Work instructions:
Write the material out again in full, word for word. Do not include the pictures.

Extracted records:
━━━━━━━━

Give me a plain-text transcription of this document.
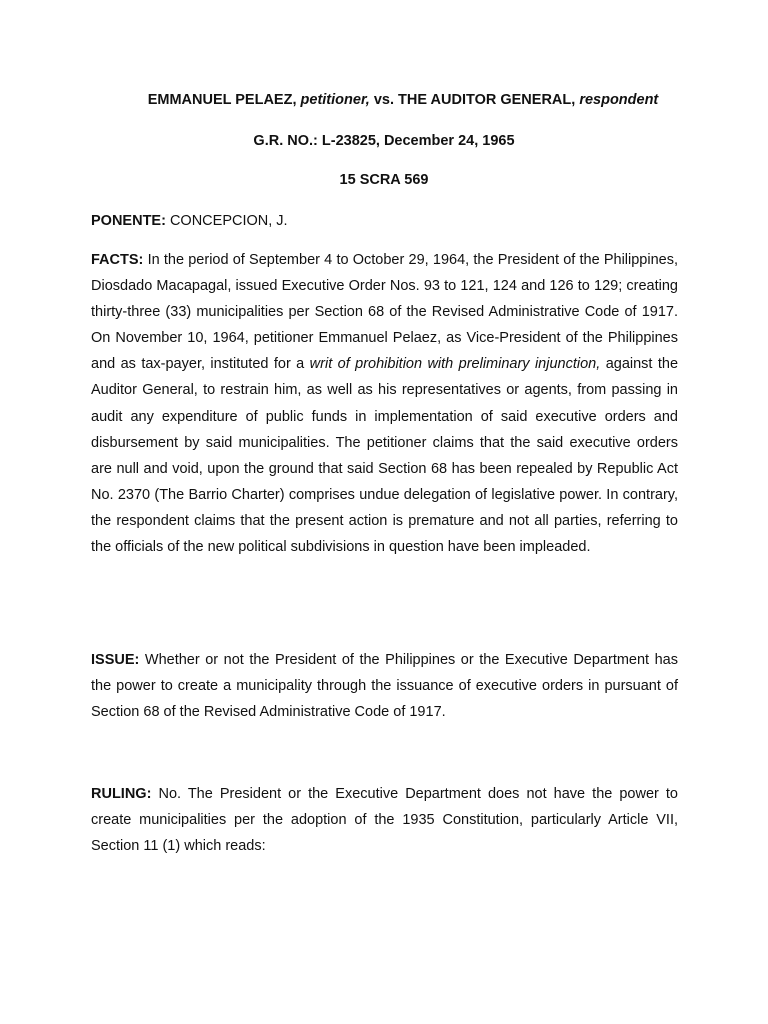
EMMANUEL PELAEZ, petitioner, vs. THE AUDITOR GENERAL, respondent

G.R. NO.: L-23825, December 24, 1965

15 SCRA 569

PONENTE: CONCEPCION, J.

FACTS: In the period of September 4 to October 29, 1964, the President of the Philippines, Diosdado Macapagal, issued Executive Order Nos. 93 to 121, 124 and 126 to 129; creating thirty-three (33) municipalities per Section 68 of the Revised Administrative Code of 1917. On November 10, 1964, petitioner Emmanuel Pelaez, as Vice-President of the Philippines and as tax-payer, instituted for a writ of prohibition with preliminary injunction, against the Auditor General, to restrain him, as well as his representatives or agents, from passing in audit any expenditure of public funds in implementation of said executive orders and disbursement by said municipalities. The petitioner claims that the said executive orders are null and void, upon the ground that said Section 68 has been repealed by Republic Act No. 2370 (The Barrio Charter) comprises undue delegation of legislative power. In contrary, the respondent claims that the present action is premature and not all parties, referring to the officials of the new political subdivisions in question have been impleaded.

ISSUE: Whether or not the President of the Philippines or the Executive Department has the power to create a municipality through the issuance of executive orders in pursuant of Section 68 of the Revised Administrative Code of 1917.

RULING: No. The President or the Executive Department does not have the power to create municipalities per the adoption of the 1935 Constitution, particularly Article VII, Section 11 (1) which reads:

━━━━━━━━

Result of this task:
Give me a plain-text transcription of this document.
EMMANUEL PELAEZ, petitioner, vs. THE AUDITOR GENERAL, respondent

G.R. NO.: L-23825, December 24, 1965

15 SCRA 569

PONENTE: CONCEPCION, J.

FACTS: In the period of September 4 to October 29, 1964, the President of the Philippines, Diosdado Macapagal, issued Executive Order Nos. 93 to 121, 124 and 126 to 129; creating thirty-three (33) municipalities per Section 68 of the Revised Administrative Code of 1917. On November 10, 1964, petitioner Emmanuel Pelaez, as Vice-President of the Philippines and as tax-payer, instituted for a writ of prohibition with preliminary injunction, against the Auditor General, to restrain him, as well as his representatives or agents, from passing in audit any expenditure of public funds in implementation of said executive orders and disbursement by said municipalities. The petitioner claims that the said executive orders are null and void, upon the ground that said Section 68 has been repealed by Republic Act No. 2370 (The Barrio Charter) comprises undue delegation of legislative power. In contrary, the respondent claims that the present action is premature and not all parties, referring to the officials of the new political subdivisions in question have been impleaded.

ISSUE: Whether or not the President of the Philippines or the Executive Department has the power to create a municipality through the issuance of executive orders in pursuant of Section 68 of the Revised Administrative Code of 1917.

RULING: No. The President or the Executive Department does not have the power to create municipalities per the adoption of the 1935 Constitution, particularly Article VII, Section 11 (1) which reads:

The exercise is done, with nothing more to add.